Data entries:

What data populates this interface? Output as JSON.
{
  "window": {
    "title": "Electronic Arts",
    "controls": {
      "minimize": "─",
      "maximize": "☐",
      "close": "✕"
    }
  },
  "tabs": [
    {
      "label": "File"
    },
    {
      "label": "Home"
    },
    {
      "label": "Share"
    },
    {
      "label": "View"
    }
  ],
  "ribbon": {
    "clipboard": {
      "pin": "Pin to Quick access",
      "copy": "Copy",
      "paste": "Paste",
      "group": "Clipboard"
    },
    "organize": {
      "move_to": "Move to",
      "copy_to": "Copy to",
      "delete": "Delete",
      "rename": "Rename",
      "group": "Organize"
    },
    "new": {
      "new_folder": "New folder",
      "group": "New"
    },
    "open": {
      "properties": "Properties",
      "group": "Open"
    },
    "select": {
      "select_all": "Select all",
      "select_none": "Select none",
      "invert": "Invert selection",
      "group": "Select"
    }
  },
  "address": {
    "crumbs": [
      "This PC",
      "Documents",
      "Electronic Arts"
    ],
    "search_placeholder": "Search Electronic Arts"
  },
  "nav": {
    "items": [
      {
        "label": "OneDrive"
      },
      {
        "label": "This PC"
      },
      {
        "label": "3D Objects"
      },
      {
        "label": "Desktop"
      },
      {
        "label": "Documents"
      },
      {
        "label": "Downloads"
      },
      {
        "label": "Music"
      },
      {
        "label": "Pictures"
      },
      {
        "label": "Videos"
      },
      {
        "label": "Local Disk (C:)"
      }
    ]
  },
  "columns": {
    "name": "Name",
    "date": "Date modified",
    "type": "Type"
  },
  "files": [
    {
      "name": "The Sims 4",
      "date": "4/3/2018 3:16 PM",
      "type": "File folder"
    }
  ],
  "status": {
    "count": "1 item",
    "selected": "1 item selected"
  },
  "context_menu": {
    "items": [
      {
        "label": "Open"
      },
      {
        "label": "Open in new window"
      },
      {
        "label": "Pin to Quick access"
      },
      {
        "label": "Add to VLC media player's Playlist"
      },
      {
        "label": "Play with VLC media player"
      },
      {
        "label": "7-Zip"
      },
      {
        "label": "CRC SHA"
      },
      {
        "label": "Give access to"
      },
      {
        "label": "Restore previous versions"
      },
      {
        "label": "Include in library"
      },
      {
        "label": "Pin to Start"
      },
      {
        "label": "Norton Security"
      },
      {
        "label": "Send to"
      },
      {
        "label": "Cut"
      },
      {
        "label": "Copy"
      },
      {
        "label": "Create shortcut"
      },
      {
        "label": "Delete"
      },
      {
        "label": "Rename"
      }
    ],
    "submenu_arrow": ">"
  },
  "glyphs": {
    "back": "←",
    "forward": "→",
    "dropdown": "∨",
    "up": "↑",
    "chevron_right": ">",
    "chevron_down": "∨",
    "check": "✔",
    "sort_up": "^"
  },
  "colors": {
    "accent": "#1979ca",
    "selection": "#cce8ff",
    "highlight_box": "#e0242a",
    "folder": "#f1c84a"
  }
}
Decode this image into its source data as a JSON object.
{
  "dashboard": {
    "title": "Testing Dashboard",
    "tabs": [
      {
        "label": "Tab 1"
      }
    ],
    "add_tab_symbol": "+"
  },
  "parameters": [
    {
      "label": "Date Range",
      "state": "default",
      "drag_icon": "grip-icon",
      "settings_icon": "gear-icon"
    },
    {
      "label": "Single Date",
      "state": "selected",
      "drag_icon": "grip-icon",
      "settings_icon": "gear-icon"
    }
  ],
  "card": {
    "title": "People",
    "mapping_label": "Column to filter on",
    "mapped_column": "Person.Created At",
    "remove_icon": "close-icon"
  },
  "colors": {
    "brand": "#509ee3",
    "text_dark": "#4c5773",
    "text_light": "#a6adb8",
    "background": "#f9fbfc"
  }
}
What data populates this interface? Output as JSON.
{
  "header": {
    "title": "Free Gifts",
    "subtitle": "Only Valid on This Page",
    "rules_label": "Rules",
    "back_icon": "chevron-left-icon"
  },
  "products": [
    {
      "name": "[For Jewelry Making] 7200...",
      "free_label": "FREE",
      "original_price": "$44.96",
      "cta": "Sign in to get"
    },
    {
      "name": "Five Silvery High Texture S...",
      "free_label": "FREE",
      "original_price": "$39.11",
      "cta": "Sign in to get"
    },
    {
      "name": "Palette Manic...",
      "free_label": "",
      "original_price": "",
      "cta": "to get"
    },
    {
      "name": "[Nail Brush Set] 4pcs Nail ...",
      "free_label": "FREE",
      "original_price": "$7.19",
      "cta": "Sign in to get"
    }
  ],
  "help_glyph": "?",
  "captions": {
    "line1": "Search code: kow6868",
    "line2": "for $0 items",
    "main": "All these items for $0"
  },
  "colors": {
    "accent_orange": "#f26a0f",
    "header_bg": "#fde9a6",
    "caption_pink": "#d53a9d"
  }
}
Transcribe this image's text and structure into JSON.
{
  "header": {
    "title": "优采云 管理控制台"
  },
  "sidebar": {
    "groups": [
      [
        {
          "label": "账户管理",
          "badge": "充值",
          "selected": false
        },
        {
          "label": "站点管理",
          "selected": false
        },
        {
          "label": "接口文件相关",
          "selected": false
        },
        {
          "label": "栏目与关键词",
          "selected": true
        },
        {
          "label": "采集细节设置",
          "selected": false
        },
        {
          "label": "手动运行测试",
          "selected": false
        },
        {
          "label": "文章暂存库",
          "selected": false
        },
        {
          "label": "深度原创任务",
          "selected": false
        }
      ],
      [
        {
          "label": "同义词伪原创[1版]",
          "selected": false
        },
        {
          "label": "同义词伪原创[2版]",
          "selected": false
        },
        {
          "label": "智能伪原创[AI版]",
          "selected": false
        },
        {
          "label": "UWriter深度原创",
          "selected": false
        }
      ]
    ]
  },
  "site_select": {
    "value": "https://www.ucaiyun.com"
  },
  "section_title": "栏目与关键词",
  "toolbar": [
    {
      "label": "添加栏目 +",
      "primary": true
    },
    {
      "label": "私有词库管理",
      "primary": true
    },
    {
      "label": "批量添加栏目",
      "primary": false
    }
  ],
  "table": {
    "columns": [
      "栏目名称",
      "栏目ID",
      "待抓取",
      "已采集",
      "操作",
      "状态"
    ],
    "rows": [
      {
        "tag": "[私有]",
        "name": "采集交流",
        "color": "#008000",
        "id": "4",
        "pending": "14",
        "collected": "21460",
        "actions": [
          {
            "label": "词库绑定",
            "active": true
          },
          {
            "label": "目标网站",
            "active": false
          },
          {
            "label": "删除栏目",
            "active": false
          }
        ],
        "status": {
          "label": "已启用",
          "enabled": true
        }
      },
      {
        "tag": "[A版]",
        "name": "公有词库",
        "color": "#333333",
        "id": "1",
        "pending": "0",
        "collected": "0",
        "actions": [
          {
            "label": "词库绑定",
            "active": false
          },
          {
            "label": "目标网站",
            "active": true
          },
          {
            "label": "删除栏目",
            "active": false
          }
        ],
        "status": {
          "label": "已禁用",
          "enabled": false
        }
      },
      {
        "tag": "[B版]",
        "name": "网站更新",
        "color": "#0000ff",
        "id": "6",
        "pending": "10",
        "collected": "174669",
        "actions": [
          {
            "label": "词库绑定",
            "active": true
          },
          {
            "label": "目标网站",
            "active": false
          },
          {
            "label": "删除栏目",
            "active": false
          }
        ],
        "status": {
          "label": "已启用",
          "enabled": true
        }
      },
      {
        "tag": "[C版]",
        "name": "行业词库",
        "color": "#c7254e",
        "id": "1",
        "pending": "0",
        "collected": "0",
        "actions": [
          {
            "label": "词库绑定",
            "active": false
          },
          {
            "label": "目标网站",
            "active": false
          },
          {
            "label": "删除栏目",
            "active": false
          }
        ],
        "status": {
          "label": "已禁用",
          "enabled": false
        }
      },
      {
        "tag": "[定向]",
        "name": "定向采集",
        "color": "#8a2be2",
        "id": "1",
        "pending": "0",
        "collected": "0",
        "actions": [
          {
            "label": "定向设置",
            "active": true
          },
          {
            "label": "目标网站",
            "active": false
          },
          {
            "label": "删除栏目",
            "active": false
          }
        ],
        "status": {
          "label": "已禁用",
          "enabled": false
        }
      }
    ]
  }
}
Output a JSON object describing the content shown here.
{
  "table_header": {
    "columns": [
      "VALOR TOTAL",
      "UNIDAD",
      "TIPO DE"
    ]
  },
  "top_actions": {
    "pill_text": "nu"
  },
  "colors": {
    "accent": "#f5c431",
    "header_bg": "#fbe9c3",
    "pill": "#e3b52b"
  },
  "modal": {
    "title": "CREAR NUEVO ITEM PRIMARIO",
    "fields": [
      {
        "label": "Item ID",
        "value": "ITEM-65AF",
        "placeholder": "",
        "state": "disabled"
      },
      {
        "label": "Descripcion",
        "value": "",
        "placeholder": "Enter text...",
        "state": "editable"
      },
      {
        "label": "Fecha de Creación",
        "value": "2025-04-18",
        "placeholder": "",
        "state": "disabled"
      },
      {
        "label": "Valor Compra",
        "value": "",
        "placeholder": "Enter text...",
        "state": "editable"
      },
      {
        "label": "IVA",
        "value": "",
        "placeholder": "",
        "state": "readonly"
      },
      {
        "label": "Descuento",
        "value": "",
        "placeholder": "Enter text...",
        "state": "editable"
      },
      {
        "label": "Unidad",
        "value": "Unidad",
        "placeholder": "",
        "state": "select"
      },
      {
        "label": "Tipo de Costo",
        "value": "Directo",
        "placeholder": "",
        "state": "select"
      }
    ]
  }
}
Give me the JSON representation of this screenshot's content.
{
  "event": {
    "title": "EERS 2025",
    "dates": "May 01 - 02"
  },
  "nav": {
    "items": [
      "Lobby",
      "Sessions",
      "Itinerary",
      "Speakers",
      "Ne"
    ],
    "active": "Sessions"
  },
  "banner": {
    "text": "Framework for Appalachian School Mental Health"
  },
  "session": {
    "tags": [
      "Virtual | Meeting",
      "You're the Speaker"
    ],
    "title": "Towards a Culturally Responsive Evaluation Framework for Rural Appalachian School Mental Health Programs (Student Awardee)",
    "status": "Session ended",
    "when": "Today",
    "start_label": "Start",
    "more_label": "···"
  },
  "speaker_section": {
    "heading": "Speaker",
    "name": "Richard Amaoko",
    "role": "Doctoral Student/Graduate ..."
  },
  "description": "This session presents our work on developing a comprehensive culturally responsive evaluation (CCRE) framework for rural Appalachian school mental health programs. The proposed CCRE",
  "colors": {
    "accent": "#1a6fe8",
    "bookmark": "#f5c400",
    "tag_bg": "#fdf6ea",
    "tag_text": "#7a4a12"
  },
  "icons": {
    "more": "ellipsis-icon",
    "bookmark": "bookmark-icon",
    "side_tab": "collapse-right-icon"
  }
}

Exercise instructions:
Search the lines above for the string "folder", then show every one that has it.

Full answer:
      "new_folder": "New folder",
      "type": "File folder"
    "folder": "#f1c84a"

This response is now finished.